- YOUR OBJECTIVE
Skip the images. Copy the records exactly as written.

- RECORDS PROVIDED
# # # #
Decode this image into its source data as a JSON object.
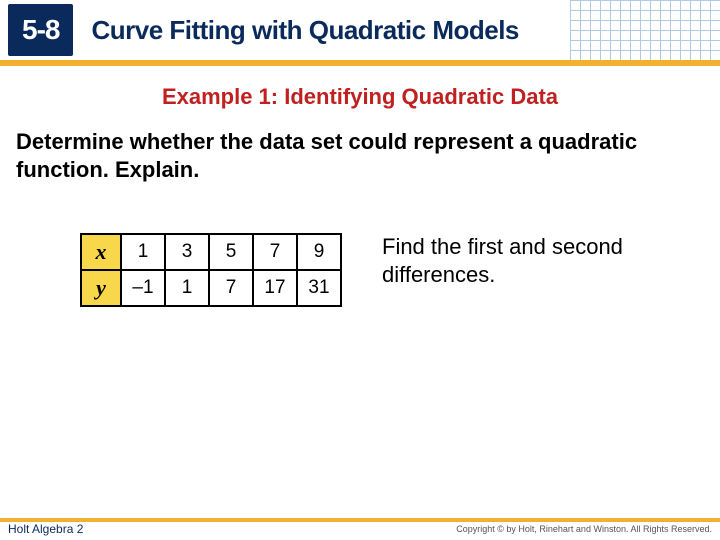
{
  "header": {
    "lesson": "5-8",
    "title": "Curve Fitting with Quadratic Models"
  },
  "example": {
    "title": "Example 1: Identifying Quadratic Data",
    "prompt": "Determine whether the data set could represent a quadratic function. Explain."
  },
  "table": {
    "row_labels": [
      "x",
      "y"
    ],
    "x": [
      "1",
      "3",
      "5",
      "7",
      "9"
    ],
    "y": [
      "–1",
      "1",
      "7",
      "17",
      "31"
    ],
    "header_bg": "#f8d84a"
  },
  "hint": "Find the first and second differences.",
  "footer": {
    "left": "Holt Algebra 2",
    "right": "Copyright © by Holt, Rinehart and Winston. All Rights Reserved."
  },
  "colors": {
    "navy": "#0a2a5c",
    "red": "#c02020",
    "yellow_bar": "#f0b030"
  }
}
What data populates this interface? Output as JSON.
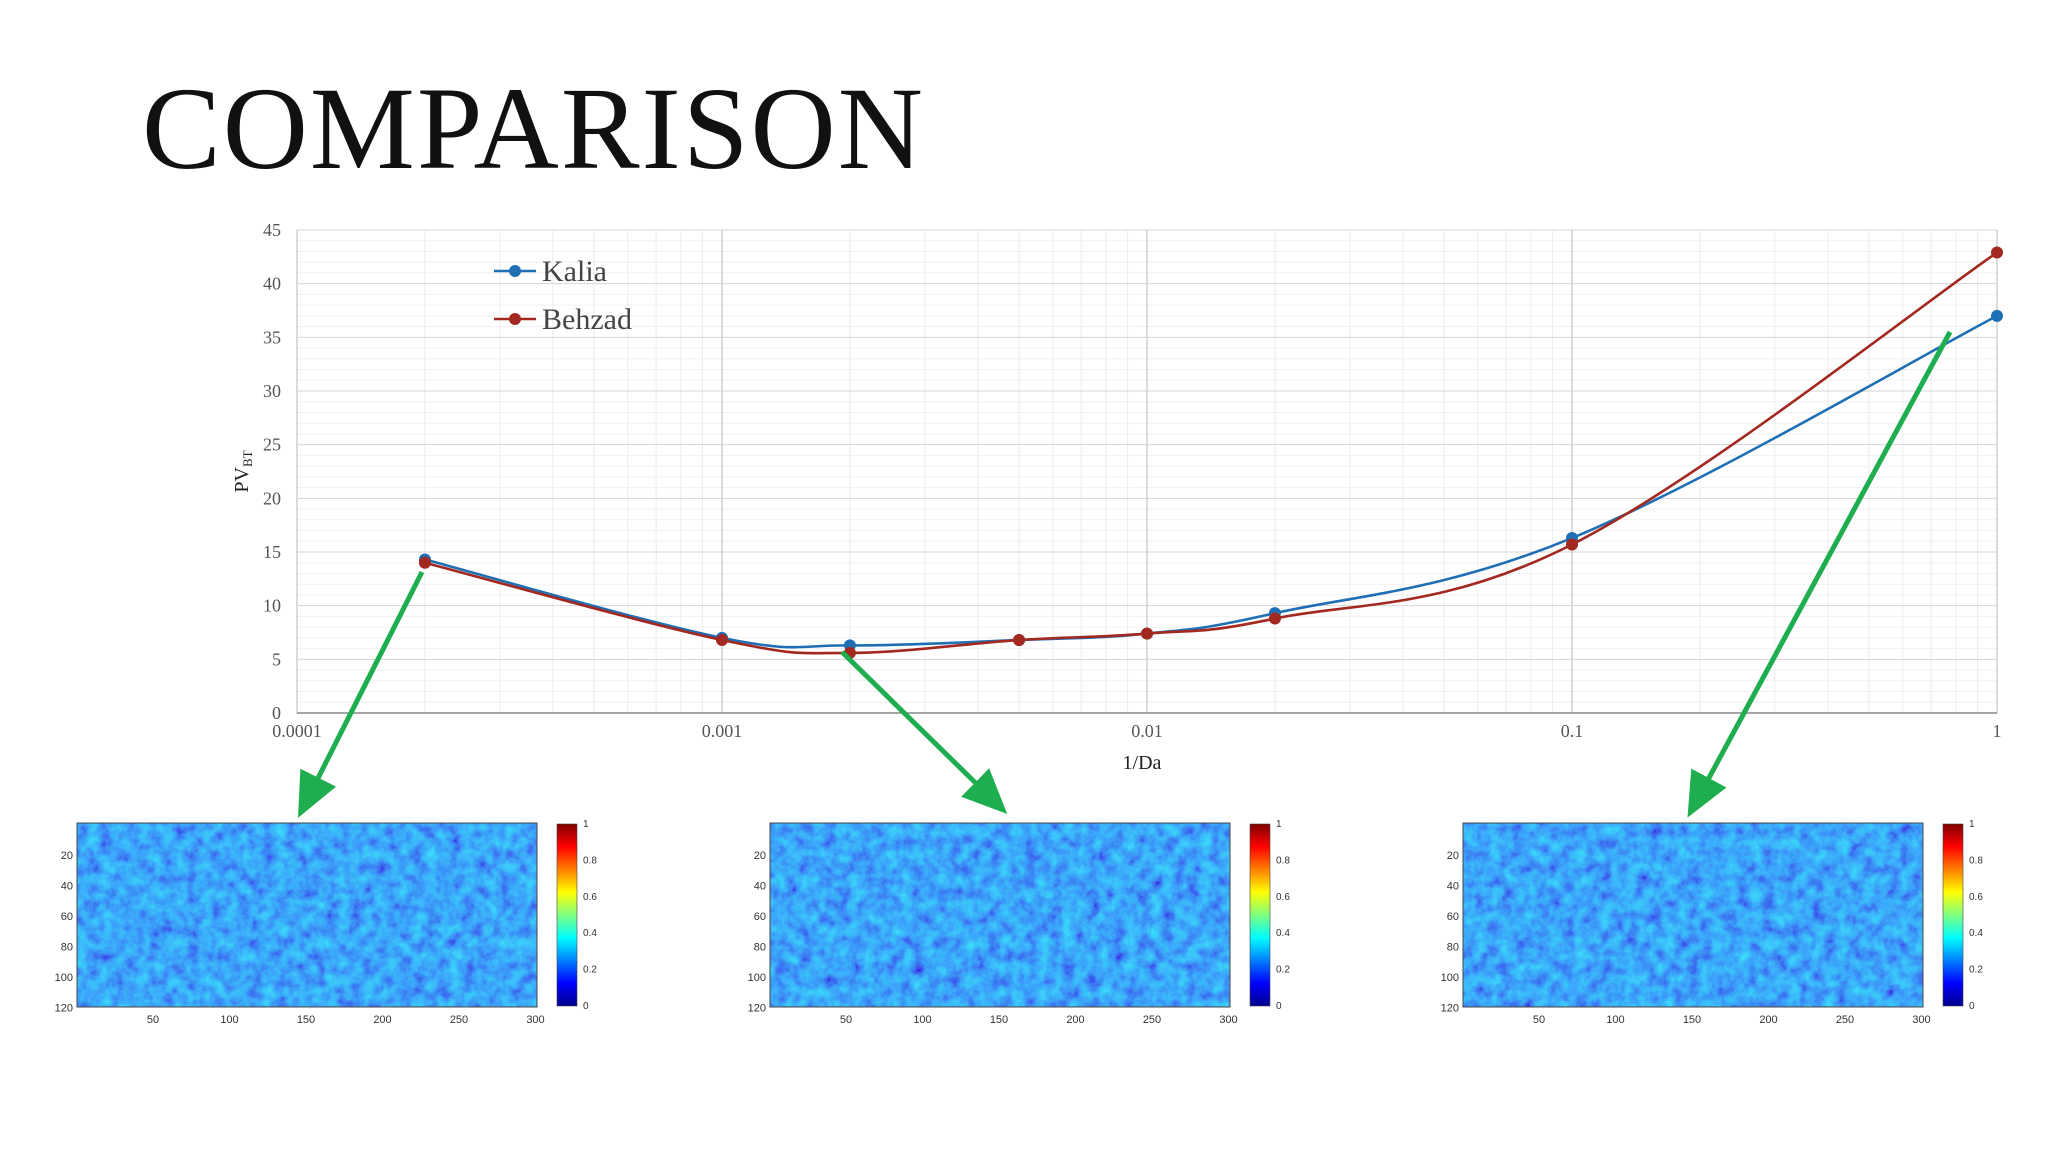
{
  "slide": {
    "title": "COMPARISON"
  },
  "chart_data": {
    "type": "line",
    "xscale": "log",
    "xlabel": "1/Da",
    "ylabel": "PV",
    "ylabel_sub": "BT",
    "xlim": [
      0.0001,
      1
    ],
    "ylim": [
      0,
      45
    ],
    "x_ticks": [
      "0.0001",
      "0.001",
      "0.01",
      "0.1",
      "1"
    ],
    "y_ticks": [
      "0",
      "5",
      "10",
      "15",
      "20",
      "25",
      "30",
      "35",
      "40",
      "45"
    ],
    "grid": true,
    "legend": "top-left",
    "series": [
      {
        "name": "Kalia",
        "color": "#1f6fb4",
        "x": [
          0.0002,
          0.001,
          0.002,
          0.005,
          0.01,
          0.02,
          0.1,
          1
        ],
        "y": [
          14.3,
          7.0,
          6.3,
          6.8,
          7.4,
          9.3,
          16.3,
          37.0
        ]
      },
      {
        "name": "Behzad",
        "color": "#a3281f",
        "x": [
          0.0002,
          0.001,
          0.002,
          0.005,
          0.01,
          0.02,
          0.1,
          1
        ],
        "y": [
          14.0,
          6.8,
          5.6,
          6.8,
          7.4,
          8.8,
          15.7,
          42.9
        ]
      }
    ]
  },
  "maps": {
    "y_ticks": [
      "20",
      "40",
      "60",
      "80",
      "100",
      "120"
    ],
    "x_ticks": [
      "50",
      "100",
      "150",
      "200",
      "250",
      "300"
    ],
    "colorbar_ticks": [
      "0",
      "0.2",
      "0.4",
      "0.6",
      "0.8",
      "1"
    ],
    "arrow_color": "#1fae4f"
  }
}
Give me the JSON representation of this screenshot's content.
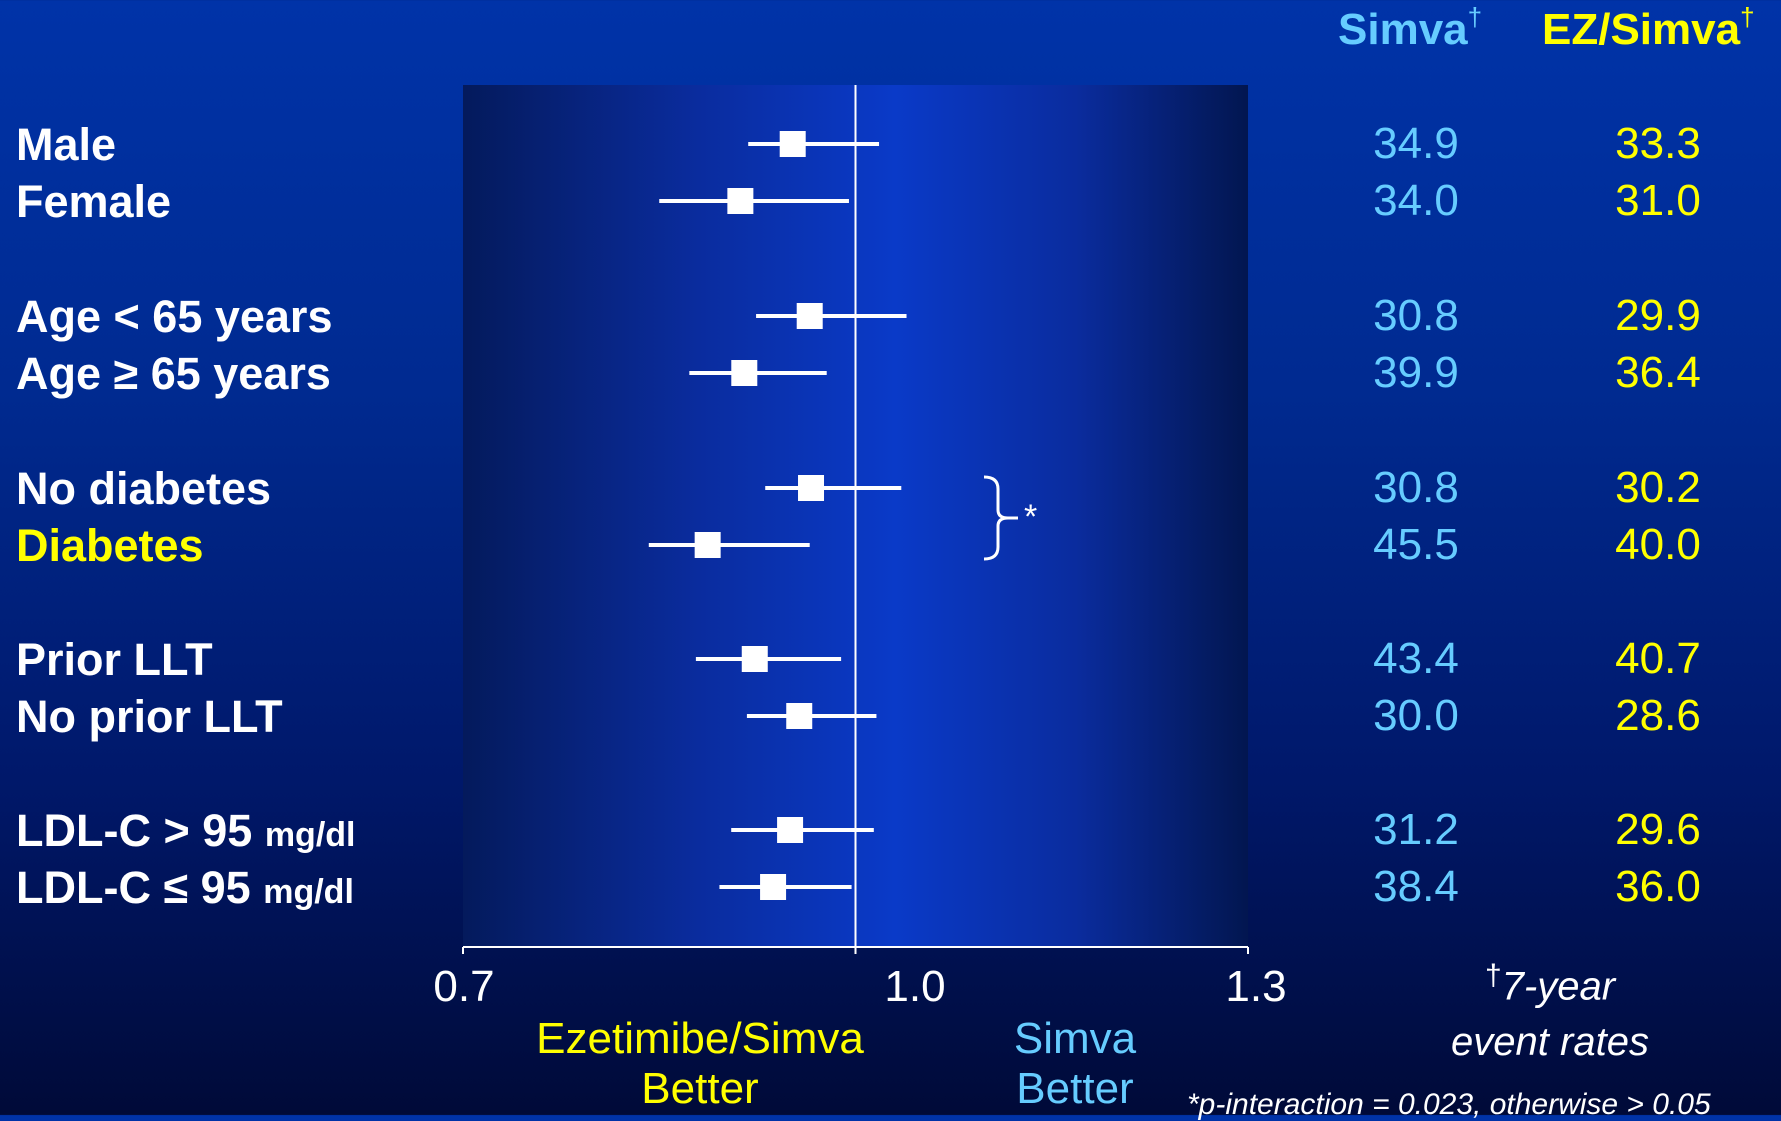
{
  "header": {
    "simva": "Simva",
    "simva_mark": "†",
    "ez_simva": "EZ/Simva",
    "ez_simva_mark": "†"
  },
  "rows": [
    {
      "label": "Male",
      "hr": 0.952,
      "lo": 0.918,
      "hi": 1.018,
      "simva": "34.9",
      "ez_simva": "33.3"
    },
    {
      "label": "Female",
      "hr": 0.912,
      "lo": 0.85,
      "hi": 0.995,
      "simva": "34.0",
      "ez_simva": "31.0"
    },
    {
      "label": "Age < 65 years",
      "hr": 0.965,
      "lo": 0.924,
      "hi": 1.039,
      "simva": "30.8",
      "ez_simva": "29.9"
    },
    {
      "label": "Age ≥ 65 years",
      "hr": 0.915,
      "lo": 0.873,
      "hi": 0.978,
      "simva": "39.9",
      "ez_simva": "36.4"
    },
    {
      "label": "No diabetes",
      "hr": 0.966,
      "lo": 0.931,
      "hi": 1.035,
      "simva": "30.8",
      "ez_simva": "30.2"
    },
    {
      "label": "Diabetes",
      "hr": 0.887,
      "lo": 0.842,
      "hi": 0.965,
      "simva": "45.5",
      "ez_simva": "40.0",
      "highlight": true
    },
    {
      "label": "Prior LLT",
      "hr": 0.923,
      "lo": 0.878,
      "hi": 0.989,
      "simva": "43.4",
      "ez_simva": "40.7"
    },
    {
      "label": "No prior LLT",
      "hr": 0.957,
      "lo": 0.917,
      "hi": 1.016,
      "simva": "30.0",
      "ez_simva": "28.6"
    },
    {
      "label": "LDL-C > 95",
      "unit": "mg/dl",
      "hr": 0.95,
      "lo": 0.905,
      "hi": 1.014,
      "simva": "31.2",
      "ez_simva": "29.6"
    },
    {
      "label": "LDL-C ≤ 95",
      "unit": "mg/dl",
      "hr": 0.937,
      "lo": 0.896,
      "hi": 0.997,
      "simva": "38.4",
      "ez_simva": "36.0"
    }
  ],
  "chart_data": {
    "type": "forest",
    "xlim": [
      0.7,
      1.3
    ],
    "reference_line": 1.0,
    "x_ticks": [
      "0.7",
      "1.0",
      "1.3"
    ],
    "categories": [
      "Male",
      "Female",
      "Age < 65 years",
      "Age ≥ 65 years",
      "No diabetes",
      "Diabetes",
      "Prior LLT",
      "No prior LLT",
      "LDL-C > 95 mg/dl",
      "LDL-C ≤ 95 mg/dl"
    ],
    "series": [
      {
        "name": "Simva",
        "values": [
          34.9,
          34.0,
          30.8,
          39.9,
          30.8,
          45.5,
          43.4,
          30.0,
          31.2,
          38.4
        ]
      },
      {
        "name": "EZ/Simva",
        "values": [
          33.3,
          31.0,
          29.9,
          36.4,
          30.2,
          40.0,
          40.7,
          28.6,
          29.6,
          36.0
        ]
      }
    ],
    "interaction_bracket": {
      "rows": [
        "No diabetes",
        "Diabetes"
      ],
      "mark": "*"
    },
    "colors": {
      "simva": "#66ccff",
      "ez_simva": "#ffff00",
      "marker": "#ffffff"
    }
  },
  "axis_labels": {
    "left_line1": "Ezetimibe/Simva",
    "left_line2": "Better",
    "right_line1": "Simva",
    "right_line2": "Better"
  },
  "notes": {
    "rates_mark": "†",
    "rates_line1": "7-year",
    "rates_line2": "event rates",
    "interaction": "*p-interaction = 0.023, otherwise > 0.05"
  }
}
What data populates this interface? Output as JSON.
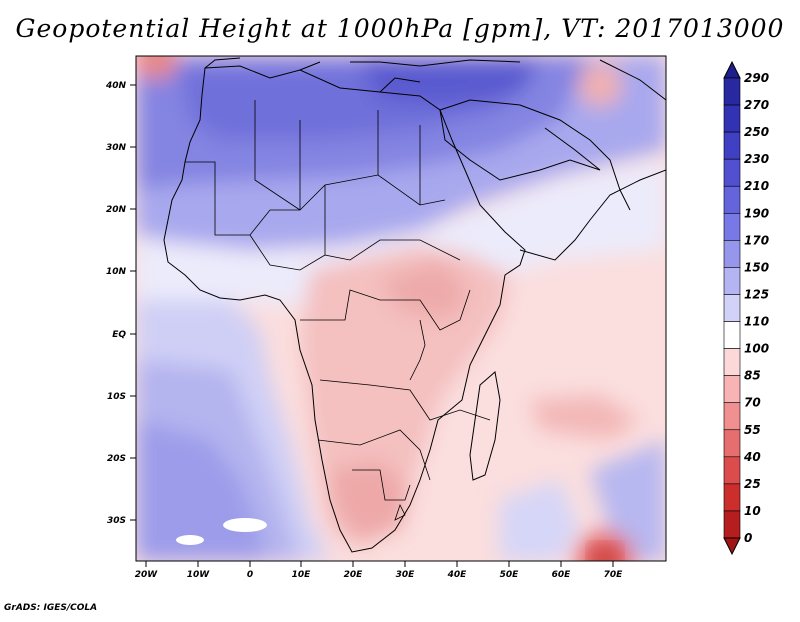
# # # #
- ANSWER
Decode this image into its source data as a JSON object.
{
  "header": {
    "lesson": "5-8",
    "title": "Curve Fitting with Quadratic Models"
  },
  "example": {
    "title": "Example 1: Identifying Quadratic Data",
    "prompt": "Determine whether the data set could represent a quadratic function. Explain."
  },
  "table": {
    "row_labels": [
      "x",
      "y"
    ],
    "x": [
      "1",
      "3",
      "5",
      "7",
      "9"
    ],
    "y": [
      "–1",
      "1",
      "7",
      "17",
      "31"
    ],
    "header_bg": "#f8d84a"
  },
  "hint": "Find the first and second differences.",
  "footer": {
    "left": "Holt Algebra 2",
    "right": "Copyright © by Holt, Rinehart and Winston. All Rights Reserved."
  },
  "colors": {
    "navy": "#0a2a5c",
    "red": "#c02020",
    "yellow_bar": "#f0b030"
  }
}
What data populates this interface? Output as JSON.
{
  "slide": {
    "title": "COMPARISON"
  },
  "chart_data": {
    "type": "line",
    "xscale": "log",
    "xlabel": "1/Da",
    "ylabel": "PV",
    "ylabel_sub": "BT",
    "xlim": [
      0.0001,
      1
    ],
    "ylim": [
      0,
      45
    ],
    "x_ticks": [
      "0.0001",
      "0.001",
      "0.01",
      "0.1",
      "1"
    ],
    "y_ticks": [
      "0",
      "5",
      "10",
      "15",
      "20",
      "25",
      "30",
      "35",
      "40",
      "45"
    ],
    "grid": true,
    "legend": "top-left",
    "series": [
      {
        "name": "Kalia",
        "color": "#1f6fb4",
        "x": [
          0.0002,
          0.001,
          0.002,
          0.005,
          0.01,
          0.02,
          0.1,
          1
        ],
        "y": [
          14.3,
          7.0,
          6.3,
          6.8,
          7.4,
          9.3,
          16.3,
          37.0
        ]
      },
      {
        "name": "Behzad",
        "color": "#a3281f",
        "x": [
          0.0002,
          0.001,
          0.002,
          0.005,
          0.01,
          0.02,
          0.1,
          1
        ],
        "y": [
          14.0,
          6.8,
          5.6,
          6.8,
          7.4,
          8.8,
          15.7,
          42.9
        ]
      }
    ]
  },
  "maps": {
    "y_ticks": [
      "20",
      "40",
      "60",
      "80",
      "100",
      "120"
    ],
    "x_ticks": [
      "50",
      "100",
      "150",
      "200",
      "250",
      "300"
    ],
    "colorbar_ticks": [
      "0",
      "0.2",
      "0.4",
      "0.6",
      "0.8",
      "1"
    ],
    "arrow_color": "#1fae4f"
  }
}
Give me the JSON representation of this screenshot's content.
{
  "header": {
    "simva": "Simva",
    "simva_mark": "†",
    "ez_simva": "EZ/Simva",
    "ez_simva_mark": "†"
  },
  "rows": [
    {
      "label": "Male",
      "hr": 0.952,
      "lo": 0.918,
      "hi": 1.018,
      "simva": "34.9",
      "ez_simva": "33.3"
    },
    {
      "label": "Female",
      "hr": 0.912,
      "lo": 0.85,
      "hi": 0.995,
      "simva": "34.0",
      "ez_simva": "31.0"
    },
    {
      "label": "Age < 65 years",
      "hr": 0.965,
      "lo": 0.924,
      "hi": 1.039,
      "simva": "30.8",
      "ez_simva": "29.9"
    },
    {
      "label": "Age ≥ 65 years",
      "hr": 0.915,
      "lo": 0.873,
      "hi": 0.978,
      "simva": "39.9",
      "ez_simva": "36.4"
    },
    {
      "label": "No diabetes",
      "hr": 0.966,
      "lo": 0.931,
      "hi": 1.035,
      "simva": "30.8",
      "ez_simva": "30.2"
    },
    {
      "label": "Diabetes",
      "hr": 0.887,
      "lo": 0.842,
      "hi": 0.965,
      "simva": "45.5",
      "ez_simva": "40.0",
      "highlight": true
    },
    {
      "label": "Prior LLT",
      "hr": 0.923,
      "lo": 0.878,
      "hi": 0.989,
      "simva": "43.4",
      "ez_simva": "40.7"
    },
    {
      "label": "No prior LLT",
      "hr": 0.957,
      "lo": 0.917,
      "hi": 1.016,
      "simva": "30.0",
      "ez_simva": "28.6"
    },
    {
      "label": "LDL-C > 95",
      "unit": "mg/dl",
      "hr": 0.95,
      "lo": 0.905,
      "hi": 1.014,
      "simva": "31.2",
      "ez_simva": "29.6"
    },
    {
      "label": "LDL-C ≤ 95",
      "unit": "mg/dl",
      "hr": 0.937,
      "lo": 0.896,
      "hi": 0.997,
      "simva": "38.4",
      "ez_simva": "36.0"
    }
  ],
  "chart_data": {
    "type": "forest",
    "xlim": [
      0.7,
      1.3
    ],
    "reference_line": 1.0,
    "x_ticks": [
      "0.7",
      "1.0",
      "1.3"
    ],
    "categories": [
      "Male",
      "Female",
      "Age < 65 years",
      "Age ≥ 65 years",
      "No diabetes",
      "Diabetes",
      "Prior LLT",
      "No prior LLT",
      "LDL-C > 95 mg/dl",
      "LDL-C ≤ 95 mg/dl"
    ],
    "series": [
      {
        "name": "Simva",
        "values": [
          34.9,
          34.0,
          30.8,
          39.9,
          30.8,
          45.5,
          43.4,
          30.0,
          31.2,
          38.4
        ]
      },
      {
        "name": "EZ/Simva",
        "values": [
          33.3,
          31.0,
          29.9,
          36.4,
          30.2,
          40.0,
          40.7,
          28.6,
          29.6,
          36.0
        ]
      }
    ],
    "interaction_bracket": {
      "rows": [
        "No diabetes",
        "Diabetes"
      ],
      "mark": "*"
    },
    "colors": {
      "simva": "#66ccff",
      "ez_simva": "#ffff00",
      "marker": "#ffffff"
    }
  },
  "axis_labels": {
    "left_line1": "Ezetimibe/Simva",
    "left_line2": "Better",
    "right_line1": "Simva",
    "right_line2": "Better"
  },
  "notes": {
    "rates_mark": "†",
    "rates_line1": "7-year",
    "rates_line2": "event rates",
    "interaction": "*p-interaction = 0.023, otherwise > 0.05"
  }
}
What data populates this interface? Output as JSON.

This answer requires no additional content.